* [EXCERPTED DATA]:
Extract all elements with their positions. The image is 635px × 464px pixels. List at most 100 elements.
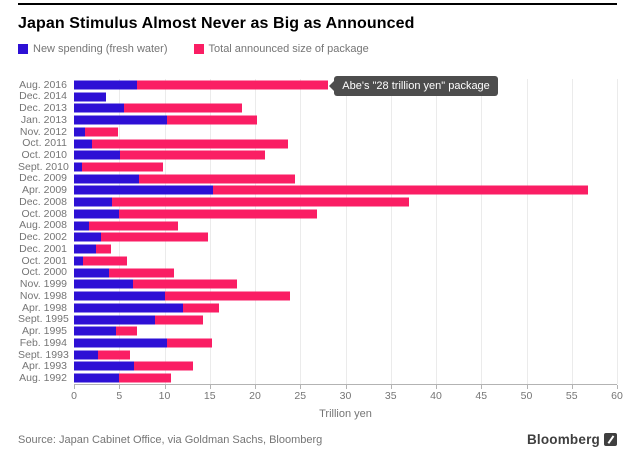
total-announced-bar[interactable] [74,103,243,113]
new-spending-bar[interactable] [74,185,214,195]
y-axis-category-label: Apr. 1998 [22,301,67,314]
bar-track [74,372,617,384]
bar-row: Oct. 2011 [18,138,617,150]
y-axis-category-label: Sept. 1995 [18,313,69,326]
total-announced-bar[interactable] [74,350,131,360]
bloomberg-wordmark: Bloomberg [526,432,600,447]
gridline [481,79,483,384]
new-spending-bar[interactable] [74,373,120,383]
bar-track [74,361,617,373]
total-announced-bar[interactable] [74,279,237,289]
new-spending-bar[interactable] [74,291,165,301]
new-spending-bar[interactable] [74,197,112,207]
footer: Source: Japan Cabinet Office, via Goldma… [18,432,617,447]
y-axis-category-label: Dec. 2013 [19,102,67,115]
bar-row: Aug. 1992 [18,372,617,384]
bar-track [74,349,617,361]
total-announced-bar[interactable] [74,256,128,266]
new-spending-bar[interactable] [74,256,84,266]
x-axis-tick-label: 40 [430,390,442,402]
bar-row: Oct. 2000 [18,267,617,279]
bar-track [74,149,617,161]
total-announced-bar[interactable] [74,162,163,172]
bar-row: Apr. 1993 [18,361,617,373]
new-spending-bar[interactable] [74,303,183,313]
new-spending-bar[interactable] [74,127,85,137]
bar-track [74,102,617,114]
new-spending-bar[interactable] [74,174,140,184]
new-spending-bar[interactable] [74,326,116,336]
total-announced-bar[interactable] [74,361,194,371]
total-announced-bar[interactable] [74,139,288,149]
new-spending-bar[interactable] [74,268,110,278]
bar-row: Aug. 2016 [18,79,617,91]
new-spending-bar[interactable] [74,150,121,160]
x-axis-tick [526,385,528,389]
new-spending-bar[interactable] [74,115,168,125]
new-spending-bar[interactable] [74,279,133,289]
legend-swatch-total-announced-icon [193,44,204,54]
x-axis-tick-label: 45 [475,390,488,402]
new-spending-bar[interactable] [74,221,90,231]
gridline [300,79,302,384]
y-axis-category-label: Dec. 2009 [19,172,67,185]
total-announced-bar[interactable] [74,268,174,278]
gridline [526,79,528,384]
x-axis-tick-label: 5 [116,390,123,402]
total-announced-bar[interactable] [74,232,208,242]
bar-track [74,278,617,290]
bar-row: Nov. 2012 [18,126,617,138]
total-announced-bar[interactable] [74,197,409,207]
new-spending-bar[interactable] [74,92,106,102]
legend-swatch-new-spending-icon [18,44,28,54]
bar-track [74,126,617,138]
x-axis-tick-label: 55 [565,390,578,402]
bar-row: Dec. 2002 [18,232,617,244]
new-spending-bar[interactable] [74,244,96,254]
gridline [209,79,211,384]
x-axis-tick-label: 15 [203,390,216,402]
total-announced-bar[interactable] [74,221,179,231]
total-announced-bar[interactable] [74,373,171,383]
bar-row: Feb. 1994 [18,337,617,349]
total-announced-bar[interactable] [74,80,329,90]
new-spending-bar[interactable] [74,162,83,172]
new-spending-bar[interactable] [74,80,138,90]
bar-track [74,314,617,326]
total-announced-bar[interactable] [74,291,291,301]
gridline [345,79,347,384]
y-axis-category-label: Dec. 2001 [19,242,67,255]
x-axis-tick [481,385,483,389]
bar-track [74,220,617,232]
new-spending-bar[interactable] [74,361,134,371]
bar-track [74,161,617,173]
bar-row: Dec. 2001 [18,243,617,255]
total-announced-bar[interactable] [74,209,318,219]
bar-row: Dec. 2014 [18,91,617,103]
new-spending-bar[interactable] [74,338,168,348]
source-note: Source: Japan Cabinet Office, via Goldma… [18,433,323,446]
x-axis-line [74,384,617,385]
total-announced-bar[interactable] [74,127,119,137]
total-announced-bar[interactable] [74,185,589,195]
x-axis-tick [345,385,347,389]
new-spending-bar[interactable] [74,139,93,149]
bar-track [74,232,617,244]
bar-rows: Aug. 2016 Dec. 2014 Dec. 2013 Jan. 2013 Nov.… [18,79,617,384]
new-spending-bar[interactable] [74,232,102,242]
total-announced-bar[interactable] [74,174,295,184]
y-axis-category-label: Oct. 2008 [21,207,67,220]
total-announced-bar[interactable] [74,150,265,160]
bar-track [74,196,617,208]
new-spending-bar[interactable] [74,209,120,219]
y-axis-category-label: Aug. 2016 [19,78,67,91]
y-axis-category-label: Oct. 2010 [21,149,67,162]
x-axis-tick [617,385,618,389]
bar-row: Sept. 1993 [18,349,617,361]
legend: New spending (fresh water) Total announc… [18,43,617,55]
new-spending-bar[interactable] [74,103,124,113]
new-spending-bar[interactable] [74,315,155,325]
new-spending-bar[interactable] [74,350,98,360]
bar-track [74,337,617,349]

* [DESCRIPTION OF THE TASK]: Please turn every line of the entries above into a numbered list, skipping any blank lines and leaving the pictures out.

* [COMPLETE RESPONSE]:
1. Extract all elements with their positions. The image is 635px × 464px pixels. List at most 100 elements.
2. total-announced-bar[interactable] [74,103,243,113]
3. new-spending-bar[interactable] [74,185,214,195]
4. y-axis-category-label: Apr. 1998 [22,301,67,314]
5. bar-track [74,372,617,384]
6. bar-row: Oct. 2011 [18,138,617,150]
7. y-axis-category-label: Sept. 1995 [18,313,69,326]
8. total-announced-bar[interactable] [74,350,131,360]
9. bloomberg-wordmark: Bloomberg [526,432,600,447]
10. gridline [481,79,483,384]
11. new-spending-bar[interactable] [74,373,120,383]
12. bar-track [74,361,617,373]
13. total-announced-bar[interactable] [74,279,237,289]
14. new-spending-bar[interactable] [74,291,165,301]
15. new-spending-bar[interactable] [74,197,112,207]
16. footer: Source: Japan Cabinet Office, via Goldma… [18,432,617,447]
17. y-axis-category-label: Dec. 2013 [19,102,67,115]
18. bar-row: Aug. 1992 [18,372,617,384]
19. bar-track [74,349,617,361]
20. total-announced-bar[interactable] [74,256,128,266]
21. new-spending-bar[interactable] [74,256,84,266]
22. x-axis-tick-label: 40 [430,390,442,402]
23. bar-row: Oct. 2000 [18,267,617,279]
24. bar-track [74,149,617,161]
25. total-announced-bar[interactable] [74,162,163,172]
26. bar-row: Apr. 1993 [18,361,617,373]
27. new-spending-bar[interactable] [74,303,183,313]
28. new-spending-bar[interactable] [74,127,85,137]
29. bar-track [74,102,617,114]
30. new-spending-bar[interactable] [74,174,140,184]
31. new-spending-bar[interactable] [74,326,116,336]
32. total-announced-bar[interactable] [74,361,194,371]
33. total-announced-bar[interactable] [74,139,288,149]
34. new-spending-bar[interactable] [74,268,110,278]
35. bar-row: Aug. 2016 [18,79,617,91]
36. new-spending-bar[interactable] [74,150,121,160]
37. x-axis-tick [526,385,528,389]
38. new-spending-bar[interactable] [74,115,168,125]
39. new-spending-bar[interactable] [74,279,133,289]
40. legend-swatch-total-announced-icon [193,44,204,54]
41. x-axis-tick-label: 45 [475,390,488,402]
42. new-spending-bar[interactable] [74,221,90,231]
43. gridline [300,79,302,384]
44. y-axis-category-label: Dec. 2009 [19,172,67,185]
45. total-announced-bar[interactable] [74,268,174,278]
46. gridline [526,79,528,384]
47. x-axis-tick-label: 5 [116,390,123,402]
48. total-announced-bar[interactable] [74,232,208,242]
49. bar-track [74,278,617,290]
50. bar-row: Nov. 2012 [18,126,617,138]
51. total-announced-bar[interactable] [74,197,409,207]
52. new-spending-bar[interactable] [74,92,106,102]
53. legend-swatch-new-spending-icon [18,44,28,54]
54. bar-track [74,126,617,138]
55. x-axis-tick-label: 55 [565,390,578,402]
56. bar-row: Dec. 2002 [18,232,617,244]
57. new-spending-bar[interactable] [74,244,96,254]
58. gridline [209,79,211,384]
59. x-axis-tick-label: 15 [203,390,216,402]
60. total-announced-bar[interactable] [74,221,179,231]
61. total-announced-bar[interactable] [74,373,171,383]
62. bar-row: Feb. 1994 [18,337,617,349]
63. total-announced-bar[interactable] [74,80,329,90]
64. new-spending-bar[interactable] [74,162,83,172]
65. new-spending-bar[interactable] [74,80,138,90]
66. bar-track [74,314,617,326]
67. total-announced-bar[interactable] [74,291,291,301]
68. gridline [345,79,347,384]
69. y-axis-category-label: Dec. 2001 [19,242,67,255]
70. x-axis-tick [481,385,483,389]
71. bar-track [74,220,617,232]
72. new-spending-bar[interactable] [74,361,134,371]
73. bar-track [74,161,617,173]
74. bar-row: Dec. 2001 [18,243,617,255]
75. total-announced-bar[interactable] [74,209,318,219]
76. bar-row: Dec. 2014 [18,91,617,103]
77. new-spending-bar[interactable] [74,338,168,348]
78. source-note: Source: Japan Cabinet Office, via Goldma… [18,433,323,446]
79. x-axis-line [74,384,617,385]
80. total-announced-bar[interactable] [74,127,119,137]
81. total-announced-bar[interactable] [74,185,589,195]
82. x-axis-tick [345,385,347,389]
83. new-spending-bar[interactable] [74,139,93,149]
84. bar-track [74,232,617,244]
85. bar-rows: Aug. 2016 Dec. 2014 Dec. 2013 Jan. 2013 Nov.… [18,79,617,384]
86. new-spending-bar[interactable] [74,232,102,242]
87. total-announced-bar[interactable] [74,174,295,184]
88. y-axis-category-label: Oct. 2008 [21,207,67,220]
89. total-announced-bar[interactable] [74,150,265,160]
90. bar-track [74,196,617,208]
91. new-spending-bar[interactable] [74,209,120,219]
92. y-axis-category-label: Aug. 2016 [19,78,67,91]
93. y-axis-category-label: Oct. 2010 [21,149,67,162]
94. x-axis-tick [617,385,618,389]
95. bar-row: Sept. 1993 [18,349,617,361]
96. legend: New spending (fresh water) Total announc… [18,43,617,55]
97. new-spending-bar[interactable] [74,103,124,113]
98. new-spending-bar[interactable] [74,315,155,325]
99. new-spending-bar[interactable] [74,350,98,360]
100. bar-track [74,337,617,349]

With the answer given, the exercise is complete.